### Information provided
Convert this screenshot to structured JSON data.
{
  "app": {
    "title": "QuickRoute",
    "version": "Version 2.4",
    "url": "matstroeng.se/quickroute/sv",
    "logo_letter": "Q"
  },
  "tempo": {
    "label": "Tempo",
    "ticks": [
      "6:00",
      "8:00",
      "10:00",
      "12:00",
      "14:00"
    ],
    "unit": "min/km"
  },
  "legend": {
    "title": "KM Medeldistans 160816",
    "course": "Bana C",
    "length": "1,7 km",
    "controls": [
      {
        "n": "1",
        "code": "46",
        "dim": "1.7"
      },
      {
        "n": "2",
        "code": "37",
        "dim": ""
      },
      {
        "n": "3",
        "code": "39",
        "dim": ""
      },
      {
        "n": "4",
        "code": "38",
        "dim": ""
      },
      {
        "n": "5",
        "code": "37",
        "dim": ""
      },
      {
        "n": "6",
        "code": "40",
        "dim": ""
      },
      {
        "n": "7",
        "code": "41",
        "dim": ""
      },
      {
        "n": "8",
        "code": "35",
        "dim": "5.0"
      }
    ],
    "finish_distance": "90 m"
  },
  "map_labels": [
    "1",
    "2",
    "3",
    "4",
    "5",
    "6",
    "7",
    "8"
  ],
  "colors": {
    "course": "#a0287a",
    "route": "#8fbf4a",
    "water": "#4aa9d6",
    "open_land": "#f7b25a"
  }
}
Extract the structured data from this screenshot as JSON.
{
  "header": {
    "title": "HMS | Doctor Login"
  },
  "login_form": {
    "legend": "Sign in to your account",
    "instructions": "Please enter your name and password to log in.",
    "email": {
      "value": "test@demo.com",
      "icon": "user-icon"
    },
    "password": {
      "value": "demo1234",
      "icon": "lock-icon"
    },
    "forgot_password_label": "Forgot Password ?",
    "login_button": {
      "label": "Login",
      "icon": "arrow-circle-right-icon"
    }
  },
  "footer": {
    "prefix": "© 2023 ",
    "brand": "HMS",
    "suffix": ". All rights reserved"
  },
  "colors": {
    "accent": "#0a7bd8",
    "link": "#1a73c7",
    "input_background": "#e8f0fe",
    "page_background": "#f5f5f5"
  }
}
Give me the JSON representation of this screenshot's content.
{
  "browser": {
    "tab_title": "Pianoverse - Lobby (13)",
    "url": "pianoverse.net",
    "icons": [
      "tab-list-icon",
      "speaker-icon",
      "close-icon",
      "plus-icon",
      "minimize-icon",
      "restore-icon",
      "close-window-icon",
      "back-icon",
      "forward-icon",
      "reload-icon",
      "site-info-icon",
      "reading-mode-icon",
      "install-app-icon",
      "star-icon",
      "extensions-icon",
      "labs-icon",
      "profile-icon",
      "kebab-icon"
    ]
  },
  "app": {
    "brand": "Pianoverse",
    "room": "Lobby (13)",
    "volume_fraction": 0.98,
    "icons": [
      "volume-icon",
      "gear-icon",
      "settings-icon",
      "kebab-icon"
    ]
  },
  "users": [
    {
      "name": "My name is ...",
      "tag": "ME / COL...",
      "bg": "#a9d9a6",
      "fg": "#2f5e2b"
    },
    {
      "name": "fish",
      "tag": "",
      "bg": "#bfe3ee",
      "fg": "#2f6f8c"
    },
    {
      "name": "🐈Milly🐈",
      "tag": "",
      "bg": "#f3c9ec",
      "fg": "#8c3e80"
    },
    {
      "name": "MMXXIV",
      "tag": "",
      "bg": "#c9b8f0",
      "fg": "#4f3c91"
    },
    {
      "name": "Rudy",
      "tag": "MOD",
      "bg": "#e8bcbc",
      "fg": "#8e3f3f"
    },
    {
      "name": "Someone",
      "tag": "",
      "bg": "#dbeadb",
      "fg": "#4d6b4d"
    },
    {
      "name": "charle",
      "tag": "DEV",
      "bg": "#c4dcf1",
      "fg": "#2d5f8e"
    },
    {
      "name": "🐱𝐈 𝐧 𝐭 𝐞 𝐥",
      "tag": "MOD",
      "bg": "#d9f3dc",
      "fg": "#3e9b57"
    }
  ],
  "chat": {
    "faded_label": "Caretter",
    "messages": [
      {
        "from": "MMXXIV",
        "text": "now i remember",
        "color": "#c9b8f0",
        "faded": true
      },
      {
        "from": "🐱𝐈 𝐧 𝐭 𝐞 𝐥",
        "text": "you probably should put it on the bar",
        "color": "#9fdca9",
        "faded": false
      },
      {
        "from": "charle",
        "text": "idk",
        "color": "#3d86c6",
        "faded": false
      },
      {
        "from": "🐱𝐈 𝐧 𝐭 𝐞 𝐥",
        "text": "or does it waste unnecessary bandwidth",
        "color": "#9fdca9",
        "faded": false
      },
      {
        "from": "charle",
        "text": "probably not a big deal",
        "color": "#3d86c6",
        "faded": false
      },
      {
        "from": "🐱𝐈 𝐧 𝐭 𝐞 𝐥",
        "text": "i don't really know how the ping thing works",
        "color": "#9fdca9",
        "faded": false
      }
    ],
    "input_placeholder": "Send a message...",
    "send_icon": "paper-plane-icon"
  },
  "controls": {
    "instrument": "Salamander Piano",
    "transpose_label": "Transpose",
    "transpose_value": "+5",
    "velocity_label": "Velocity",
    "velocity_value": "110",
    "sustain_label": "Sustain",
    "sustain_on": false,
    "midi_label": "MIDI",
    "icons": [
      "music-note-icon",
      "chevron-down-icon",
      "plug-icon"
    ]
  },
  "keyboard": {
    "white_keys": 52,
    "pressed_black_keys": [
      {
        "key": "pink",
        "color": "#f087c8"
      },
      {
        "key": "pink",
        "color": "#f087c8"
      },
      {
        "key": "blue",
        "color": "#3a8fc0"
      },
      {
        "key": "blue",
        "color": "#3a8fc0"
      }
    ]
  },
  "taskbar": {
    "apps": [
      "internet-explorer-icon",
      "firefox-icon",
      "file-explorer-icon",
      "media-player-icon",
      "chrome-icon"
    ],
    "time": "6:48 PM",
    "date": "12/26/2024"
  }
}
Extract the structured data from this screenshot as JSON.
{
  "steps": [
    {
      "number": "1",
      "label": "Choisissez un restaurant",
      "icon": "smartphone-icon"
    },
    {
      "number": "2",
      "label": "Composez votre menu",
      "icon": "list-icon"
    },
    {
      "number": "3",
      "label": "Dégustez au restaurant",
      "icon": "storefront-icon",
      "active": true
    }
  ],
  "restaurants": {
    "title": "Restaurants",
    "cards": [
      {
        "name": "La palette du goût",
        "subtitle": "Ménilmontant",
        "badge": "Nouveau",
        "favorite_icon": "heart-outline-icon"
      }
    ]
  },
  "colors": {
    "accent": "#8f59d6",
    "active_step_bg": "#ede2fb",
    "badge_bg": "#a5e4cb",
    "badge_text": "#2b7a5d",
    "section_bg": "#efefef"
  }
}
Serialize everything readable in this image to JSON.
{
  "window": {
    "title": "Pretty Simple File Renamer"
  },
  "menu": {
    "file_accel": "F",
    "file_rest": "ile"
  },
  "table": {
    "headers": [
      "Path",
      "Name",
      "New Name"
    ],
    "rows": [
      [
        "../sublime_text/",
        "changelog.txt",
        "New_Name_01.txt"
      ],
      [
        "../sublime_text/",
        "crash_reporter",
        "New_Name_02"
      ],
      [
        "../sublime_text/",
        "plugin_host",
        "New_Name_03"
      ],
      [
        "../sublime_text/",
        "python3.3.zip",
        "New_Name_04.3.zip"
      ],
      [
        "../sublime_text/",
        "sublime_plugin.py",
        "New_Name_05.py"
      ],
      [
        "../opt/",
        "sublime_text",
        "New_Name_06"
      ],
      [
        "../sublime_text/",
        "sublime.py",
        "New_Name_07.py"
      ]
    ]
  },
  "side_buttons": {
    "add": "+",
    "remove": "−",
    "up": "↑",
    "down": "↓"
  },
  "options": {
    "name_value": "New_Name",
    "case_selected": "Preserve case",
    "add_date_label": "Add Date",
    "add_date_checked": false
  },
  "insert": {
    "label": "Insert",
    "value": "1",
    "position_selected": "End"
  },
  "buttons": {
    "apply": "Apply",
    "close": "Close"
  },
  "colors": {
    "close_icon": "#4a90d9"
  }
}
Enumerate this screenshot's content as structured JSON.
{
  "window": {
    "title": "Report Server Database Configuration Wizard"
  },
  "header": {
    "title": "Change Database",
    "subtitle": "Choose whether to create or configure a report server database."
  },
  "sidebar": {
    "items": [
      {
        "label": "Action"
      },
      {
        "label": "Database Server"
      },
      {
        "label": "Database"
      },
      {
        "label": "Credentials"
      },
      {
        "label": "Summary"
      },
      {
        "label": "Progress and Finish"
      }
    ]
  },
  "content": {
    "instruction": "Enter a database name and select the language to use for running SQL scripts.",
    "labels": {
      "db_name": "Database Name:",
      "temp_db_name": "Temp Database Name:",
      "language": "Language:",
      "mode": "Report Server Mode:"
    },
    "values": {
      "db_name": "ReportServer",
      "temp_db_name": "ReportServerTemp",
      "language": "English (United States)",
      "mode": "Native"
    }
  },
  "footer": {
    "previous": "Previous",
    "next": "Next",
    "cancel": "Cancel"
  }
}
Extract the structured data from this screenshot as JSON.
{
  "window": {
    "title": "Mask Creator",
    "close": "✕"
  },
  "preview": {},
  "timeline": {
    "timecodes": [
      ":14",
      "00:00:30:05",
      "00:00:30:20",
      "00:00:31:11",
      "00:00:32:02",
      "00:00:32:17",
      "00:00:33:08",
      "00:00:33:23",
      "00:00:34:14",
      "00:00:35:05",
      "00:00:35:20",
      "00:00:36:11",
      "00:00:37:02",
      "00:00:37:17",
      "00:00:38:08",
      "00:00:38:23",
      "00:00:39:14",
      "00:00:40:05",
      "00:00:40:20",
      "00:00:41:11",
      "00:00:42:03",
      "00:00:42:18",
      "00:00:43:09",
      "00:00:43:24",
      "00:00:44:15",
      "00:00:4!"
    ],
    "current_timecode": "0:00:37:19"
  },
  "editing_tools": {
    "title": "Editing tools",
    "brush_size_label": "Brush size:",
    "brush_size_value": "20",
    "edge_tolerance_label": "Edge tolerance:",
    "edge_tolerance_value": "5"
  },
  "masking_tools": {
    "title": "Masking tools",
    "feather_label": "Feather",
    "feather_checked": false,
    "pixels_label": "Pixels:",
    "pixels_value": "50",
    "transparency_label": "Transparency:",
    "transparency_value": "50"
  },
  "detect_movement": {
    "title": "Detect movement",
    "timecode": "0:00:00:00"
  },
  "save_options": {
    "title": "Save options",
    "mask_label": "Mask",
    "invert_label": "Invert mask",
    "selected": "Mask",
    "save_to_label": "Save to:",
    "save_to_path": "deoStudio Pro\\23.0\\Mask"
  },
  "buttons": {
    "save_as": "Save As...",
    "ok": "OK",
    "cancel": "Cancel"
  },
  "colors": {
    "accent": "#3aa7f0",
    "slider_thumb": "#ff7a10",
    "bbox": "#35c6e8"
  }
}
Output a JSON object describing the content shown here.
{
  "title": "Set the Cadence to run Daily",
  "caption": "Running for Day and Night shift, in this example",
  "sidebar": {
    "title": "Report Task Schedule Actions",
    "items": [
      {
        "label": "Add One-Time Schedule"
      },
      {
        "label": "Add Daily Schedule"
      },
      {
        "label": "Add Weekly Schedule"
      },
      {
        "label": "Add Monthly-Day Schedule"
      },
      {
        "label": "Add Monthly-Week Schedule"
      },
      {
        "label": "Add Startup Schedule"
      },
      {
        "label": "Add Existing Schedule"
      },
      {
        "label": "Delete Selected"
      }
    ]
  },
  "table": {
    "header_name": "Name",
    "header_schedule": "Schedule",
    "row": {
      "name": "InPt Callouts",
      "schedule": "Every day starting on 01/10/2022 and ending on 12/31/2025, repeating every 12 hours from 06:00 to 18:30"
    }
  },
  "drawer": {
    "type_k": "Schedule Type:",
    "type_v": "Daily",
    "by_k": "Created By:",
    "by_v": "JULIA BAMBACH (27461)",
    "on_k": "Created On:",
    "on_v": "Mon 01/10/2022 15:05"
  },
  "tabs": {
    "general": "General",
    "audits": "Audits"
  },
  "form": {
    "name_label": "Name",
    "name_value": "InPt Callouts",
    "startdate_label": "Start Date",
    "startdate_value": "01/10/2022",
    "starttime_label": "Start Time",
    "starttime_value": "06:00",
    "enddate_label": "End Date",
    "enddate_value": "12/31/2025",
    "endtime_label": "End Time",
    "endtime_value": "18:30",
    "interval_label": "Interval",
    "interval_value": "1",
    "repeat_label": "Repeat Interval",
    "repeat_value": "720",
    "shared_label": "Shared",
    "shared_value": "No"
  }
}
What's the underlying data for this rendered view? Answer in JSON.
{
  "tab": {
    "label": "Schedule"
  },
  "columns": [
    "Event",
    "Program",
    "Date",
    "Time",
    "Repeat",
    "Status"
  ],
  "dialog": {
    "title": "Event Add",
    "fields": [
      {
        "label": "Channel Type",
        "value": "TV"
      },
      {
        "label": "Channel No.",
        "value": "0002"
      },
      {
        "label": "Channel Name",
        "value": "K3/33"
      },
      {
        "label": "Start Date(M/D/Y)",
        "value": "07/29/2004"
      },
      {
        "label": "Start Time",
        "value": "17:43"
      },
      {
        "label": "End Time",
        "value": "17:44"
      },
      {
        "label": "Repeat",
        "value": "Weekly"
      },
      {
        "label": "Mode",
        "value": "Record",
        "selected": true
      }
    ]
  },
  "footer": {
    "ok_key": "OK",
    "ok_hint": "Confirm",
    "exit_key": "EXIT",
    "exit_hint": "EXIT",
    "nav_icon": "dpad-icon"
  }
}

### Problem statement
Looking at the listing above, how many of its lines contain the string "explorer"? Give the number alone.

### Finished answer
2